JOB: The listing below should be written out exactly; please include all of it.

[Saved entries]
[START]

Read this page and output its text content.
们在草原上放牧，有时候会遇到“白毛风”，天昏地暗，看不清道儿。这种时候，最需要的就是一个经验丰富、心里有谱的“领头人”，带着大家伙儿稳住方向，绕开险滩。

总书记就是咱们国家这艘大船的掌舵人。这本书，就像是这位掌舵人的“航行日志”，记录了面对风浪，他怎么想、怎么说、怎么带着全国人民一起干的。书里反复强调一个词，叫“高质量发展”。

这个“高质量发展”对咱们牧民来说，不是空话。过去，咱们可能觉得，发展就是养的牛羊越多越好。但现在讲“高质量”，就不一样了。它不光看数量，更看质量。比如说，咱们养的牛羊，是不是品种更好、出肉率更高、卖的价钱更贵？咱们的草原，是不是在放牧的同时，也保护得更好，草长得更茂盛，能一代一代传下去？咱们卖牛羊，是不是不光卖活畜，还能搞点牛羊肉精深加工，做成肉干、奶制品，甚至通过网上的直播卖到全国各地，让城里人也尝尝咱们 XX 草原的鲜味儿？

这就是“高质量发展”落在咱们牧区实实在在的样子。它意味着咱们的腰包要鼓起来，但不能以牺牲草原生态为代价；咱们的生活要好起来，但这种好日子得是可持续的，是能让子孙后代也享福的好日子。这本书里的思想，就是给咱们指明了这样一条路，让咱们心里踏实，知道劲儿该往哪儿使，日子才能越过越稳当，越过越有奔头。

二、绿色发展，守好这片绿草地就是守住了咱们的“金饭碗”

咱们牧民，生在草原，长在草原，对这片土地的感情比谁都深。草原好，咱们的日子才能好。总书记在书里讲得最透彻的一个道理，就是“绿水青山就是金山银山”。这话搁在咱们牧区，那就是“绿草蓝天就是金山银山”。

[END]

OUTPUT BELOW:
Read this page and output its text content.
们在草原上放牧，有时候会遇到“白毛风”，天昏地暗，看不清道儿。这种时候，最需要的就是一个经验丰富、心里有谱的“领头人”，带着大家伙儿稳住方向，绕开险滩。

总书记就是咱们国家这艘大船的掌舵人。这本书，就像是这位掌舵人的“航行日志”，记录了面对风浪，他怎么想、怎么说、怎么带着全国人民一起干的。书里反复强调一个词，叫“高质量发展”。

这个“高质量发展”对咱们牧民来说，不是空话。过去，咱们可能觉得，发展就是养的牛羊越多越好。但现在讲“高质量”，就不一样了。它不光看数量，更看质量。比如说，咱们养的牛羊，是不是品种更好、出肉率更高、卖的价钱更贵？咱们的草原，是不是在放牧的同时，也保护得更好，草长得更茂盛，能一代一代传下去？咱们卖牛羊，是不是不光卖活畜，还能搞点牛羊肉精深加工，做成肉干、奶制品，甚至通过网上的直播卖到全国各地，让城里人也尝尝咱们 XX 草原的鲜味儿？

这就是“高质量发展”落在咱们牧区实实在在的样子。它意味着咱们的腰包要鼓起来，但不能以牺牲草原生态为代价；咱们的生活要好起来，但这种好日子得是可持续的，是能让子孙后代也享福的好日子。这本书里的思想，就是给咱们指明了这样一条路，让咱们心里踏实，知道劲儿该往哪儿使，日子才能越过越稳当，越过越有奔头。

二、绿色发展，守好这片绿草地就是守住了咱们的“金饭碗”

咱们牧民，生在草原，长在草原，对这片土地的感情比谁都深。草原好，咱们的日子才能好。总书记在书里讲得最透彻的一个道理，就是“绿水青山就是金山银山”。这话搁在咱们牧区，那就是“绿草蓝天就是金山银山”。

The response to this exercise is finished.